[Source material]:
▼▼▼

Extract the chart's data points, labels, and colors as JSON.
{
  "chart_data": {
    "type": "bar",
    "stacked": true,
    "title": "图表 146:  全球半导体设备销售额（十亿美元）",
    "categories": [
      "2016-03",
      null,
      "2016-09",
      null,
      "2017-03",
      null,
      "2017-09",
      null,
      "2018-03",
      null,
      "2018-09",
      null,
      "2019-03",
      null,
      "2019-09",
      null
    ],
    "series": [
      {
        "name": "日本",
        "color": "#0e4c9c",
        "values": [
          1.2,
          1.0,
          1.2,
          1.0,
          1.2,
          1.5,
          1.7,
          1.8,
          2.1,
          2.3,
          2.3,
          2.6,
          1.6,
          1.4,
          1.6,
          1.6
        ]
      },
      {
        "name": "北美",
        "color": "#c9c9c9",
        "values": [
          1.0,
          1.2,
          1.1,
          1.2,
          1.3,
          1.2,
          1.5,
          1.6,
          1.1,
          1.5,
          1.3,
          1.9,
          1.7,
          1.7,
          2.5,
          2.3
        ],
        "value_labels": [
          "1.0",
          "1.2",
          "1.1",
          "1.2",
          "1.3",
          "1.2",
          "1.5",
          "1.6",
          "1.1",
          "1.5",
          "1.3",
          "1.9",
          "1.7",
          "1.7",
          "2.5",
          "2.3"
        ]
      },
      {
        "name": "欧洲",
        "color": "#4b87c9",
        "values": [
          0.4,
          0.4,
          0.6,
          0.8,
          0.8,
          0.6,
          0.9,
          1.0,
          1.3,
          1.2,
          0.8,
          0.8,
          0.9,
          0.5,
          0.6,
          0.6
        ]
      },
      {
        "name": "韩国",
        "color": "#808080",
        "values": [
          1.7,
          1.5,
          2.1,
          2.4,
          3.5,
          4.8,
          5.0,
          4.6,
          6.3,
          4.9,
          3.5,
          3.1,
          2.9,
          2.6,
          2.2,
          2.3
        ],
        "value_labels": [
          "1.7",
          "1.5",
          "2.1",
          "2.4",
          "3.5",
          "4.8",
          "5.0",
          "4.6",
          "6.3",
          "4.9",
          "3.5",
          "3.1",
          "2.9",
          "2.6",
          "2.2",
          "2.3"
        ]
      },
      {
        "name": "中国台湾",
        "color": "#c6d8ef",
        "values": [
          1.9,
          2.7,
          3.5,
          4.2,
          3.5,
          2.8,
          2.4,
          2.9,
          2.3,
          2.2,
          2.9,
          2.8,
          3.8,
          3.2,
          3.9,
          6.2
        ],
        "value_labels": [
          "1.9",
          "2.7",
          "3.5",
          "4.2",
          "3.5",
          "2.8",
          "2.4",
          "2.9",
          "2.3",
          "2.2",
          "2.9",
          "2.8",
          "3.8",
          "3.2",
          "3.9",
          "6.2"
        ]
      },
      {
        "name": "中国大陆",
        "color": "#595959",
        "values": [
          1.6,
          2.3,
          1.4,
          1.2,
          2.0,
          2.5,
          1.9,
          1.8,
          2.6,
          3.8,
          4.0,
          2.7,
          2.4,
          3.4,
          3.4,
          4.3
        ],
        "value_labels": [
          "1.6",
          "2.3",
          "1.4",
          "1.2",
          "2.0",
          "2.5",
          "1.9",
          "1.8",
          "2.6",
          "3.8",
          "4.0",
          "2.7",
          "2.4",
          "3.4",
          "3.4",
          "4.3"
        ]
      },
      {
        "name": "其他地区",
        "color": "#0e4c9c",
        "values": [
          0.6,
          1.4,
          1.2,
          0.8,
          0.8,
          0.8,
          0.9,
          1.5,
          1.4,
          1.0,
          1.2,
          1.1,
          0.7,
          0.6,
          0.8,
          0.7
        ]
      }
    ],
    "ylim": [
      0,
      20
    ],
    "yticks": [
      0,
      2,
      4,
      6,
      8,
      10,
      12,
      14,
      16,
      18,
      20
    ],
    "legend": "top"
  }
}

▲▲▲
▼▼▼

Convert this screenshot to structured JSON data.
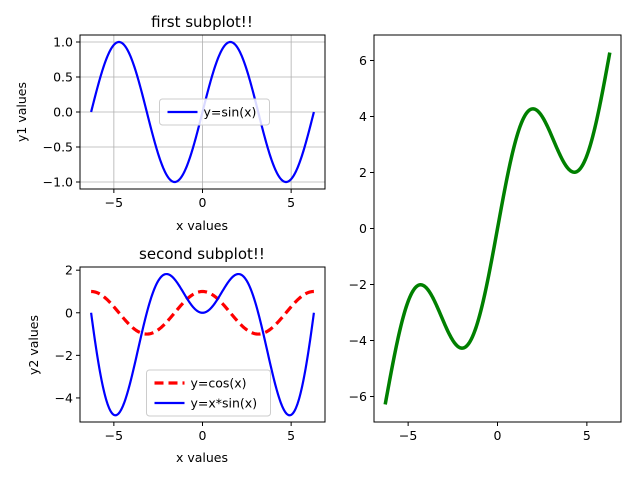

▲▲▲
▼▼▼

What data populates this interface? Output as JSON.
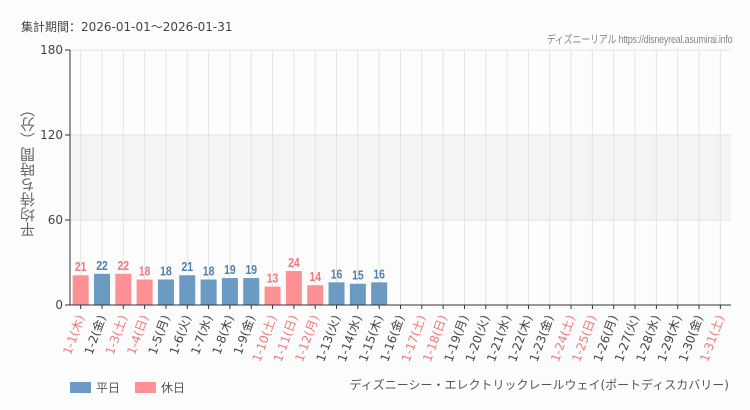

▲▲▲

[What to produce]:
Look through the listing above and count the lines where the string "this" appears. Report the number only.

[The reply]:
2